● **Request**: In your copy, leave out the pictures; write out all the data exactly.

● **Supplied records**:
-=-=-

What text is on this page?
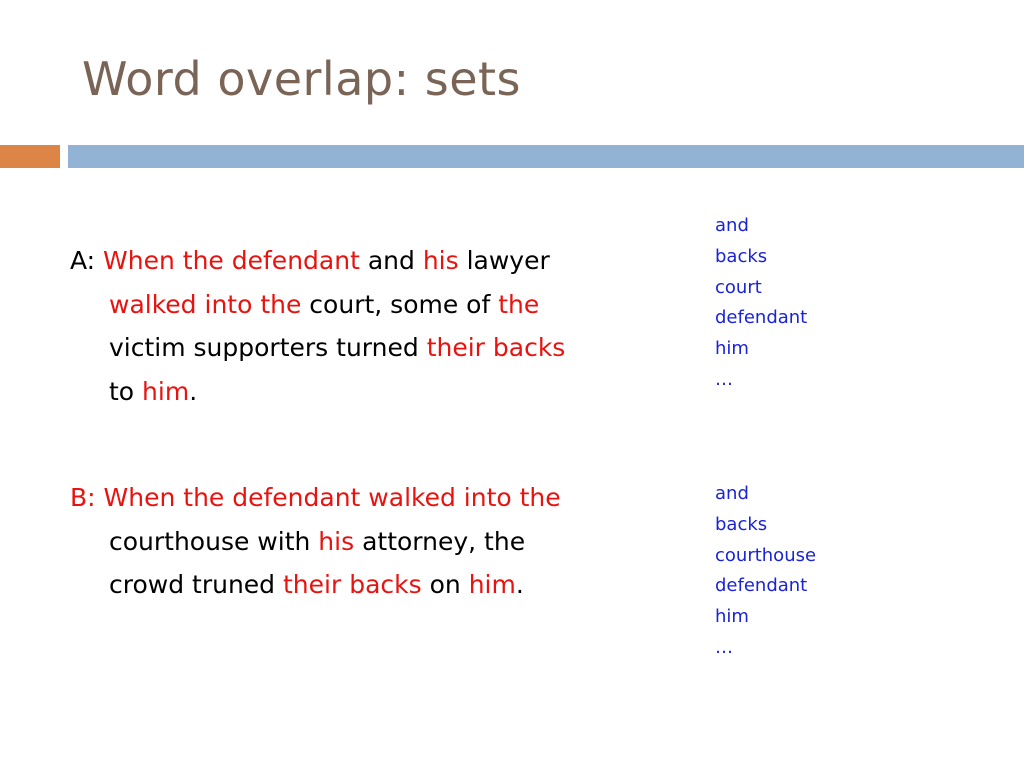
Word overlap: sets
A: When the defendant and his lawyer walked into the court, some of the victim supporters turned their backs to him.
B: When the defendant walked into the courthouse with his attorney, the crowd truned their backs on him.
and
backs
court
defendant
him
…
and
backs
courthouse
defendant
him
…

-=-=-

● **Solution**:
What text is on this page?
Word overlap: sets
A: When the defendant and his lawyer walked into the court, some of the victim supporters turned their backs to him.
B: When the defendant walked into the courthouse with his attorney, the crowd truned their backs on him.
and
backs
court
defendant
him
…
and
backs
courthouse
defendant
him
…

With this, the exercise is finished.